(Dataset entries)
______

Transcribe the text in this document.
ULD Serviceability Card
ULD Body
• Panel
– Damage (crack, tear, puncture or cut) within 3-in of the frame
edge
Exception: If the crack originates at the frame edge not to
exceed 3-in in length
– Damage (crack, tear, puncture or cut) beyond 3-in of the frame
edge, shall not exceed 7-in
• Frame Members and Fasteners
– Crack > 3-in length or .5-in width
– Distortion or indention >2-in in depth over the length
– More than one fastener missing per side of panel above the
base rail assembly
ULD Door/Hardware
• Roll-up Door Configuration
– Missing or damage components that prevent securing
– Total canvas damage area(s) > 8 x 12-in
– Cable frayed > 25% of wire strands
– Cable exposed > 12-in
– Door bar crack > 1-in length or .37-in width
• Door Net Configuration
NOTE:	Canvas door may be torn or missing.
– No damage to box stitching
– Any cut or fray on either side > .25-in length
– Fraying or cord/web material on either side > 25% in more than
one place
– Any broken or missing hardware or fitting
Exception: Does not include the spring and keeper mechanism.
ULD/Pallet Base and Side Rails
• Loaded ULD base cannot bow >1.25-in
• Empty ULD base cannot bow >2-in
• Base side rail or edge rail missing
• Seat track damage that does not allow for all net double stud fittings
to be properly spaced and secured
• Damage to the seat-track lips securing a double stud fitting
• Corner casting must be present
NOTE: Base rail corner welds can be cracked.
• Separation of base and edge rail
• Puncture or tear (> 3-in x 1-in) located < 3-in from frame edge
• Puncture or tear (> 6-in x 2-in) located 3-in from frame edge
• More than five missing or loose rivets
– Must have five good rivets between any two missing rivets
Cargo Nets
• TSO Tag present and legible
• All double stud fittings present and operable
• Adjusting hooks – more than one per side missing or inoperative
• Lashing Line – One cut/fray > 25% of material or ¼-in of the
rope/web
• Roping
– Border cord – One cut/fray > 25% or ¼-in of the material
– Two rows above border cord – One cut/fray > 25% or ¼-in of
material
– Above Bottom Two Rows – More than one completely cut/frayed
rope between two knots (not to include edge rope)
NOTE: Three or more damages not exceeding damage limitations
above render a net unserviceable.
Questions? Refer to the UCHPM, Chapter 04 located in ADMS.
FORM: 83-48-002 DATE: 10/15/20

______

» **WORK TO COMPLETE**: Make an exact copy of the records.

» **ANSWER IN FULL**:
Transcribe the text in this document.
ULD Serviceability Card
ULD Body
• Panel
– Damage (crack, tear, puncture or cut) within 3-in of the frame
edge
Exception: If the crack originates at the frame edge not to
exceed 3-in in length
– Damage (crack, tear, puncture or cut) beyond 3-in of the frame
edge, shall not exceed 7-in
• Frame Members and Fasteners
– Crack > 3-in length or .5-in width
– Distortion or indention >2-in in depth over the length
– More than one fastener missing per side of panel above the
base rail assembly
ULD Door/Hardware
• Roll-up Door Configuration
– Missing or damage components that prevent securing
– Total canvas damage area(s) > 8 x 12-in
– Cable frayed > 25% of wire strands
– Cable exposed > 12-in
– Door bar crack > 1-in length or .37-in width
• Door Net Configuration
NOTE:	Canvas door may be torn or missing.
– No damage to box stitching
– Any cut or fray on either side > .25-in length
– Fraying or cord/web material on either side > 25% in more than
one place
– Any broken or missing hardware or fitting
Exception: Does not include the spring and keeper mechanism.
ULD/Pallet Base and Side Rails
• Loaded ULD base cannot bow >1.25-in
• Empty ULD base cannot bow >2-in
• Base side rail or edge rail missing
• Seat track damage that does not allow for all net double stud fittings
to be properly spaced and secured
• Damage to the seat-track lips securing a double stud fitting
• Corner casting must be present
NOTE: Base rail corner welds can be cracked.
• Separation of base and edge rail
• Puncture or tear (> 3-in x 1-in) located < 3-in from frame edge
• Puncture or tear (> 6-in x 2-in) located 3-in from frame edge
• More than five missing or loose rivets
– Must have five good rivets between any two missing rivets
Cargo Nets
• TSO Tag present and legible
• All double stud fittings present and operable
• Adjusting hooks – more than one per side missing or inoperative
• Lashing Line – One cut/fray > 25% of material or ¼-in of the
rope/web
• Roping
– Border cord – One cut/fray > 25% or ¼-in of the material
– Two rows above border cord – One cut/fray > 25% or ¼-in of
material
– Above Bottom Two Rows – More than one completely cut/frayed
rope between two knots (not to include edge rope)
NOTE: Three or more damages not exceeding damage limitations
above render a net unserviceable.
Questions? Refer to the UCHPM, Chapter 04 located in ADMS.
FORM: 83-48-002 DATE: 10/15/20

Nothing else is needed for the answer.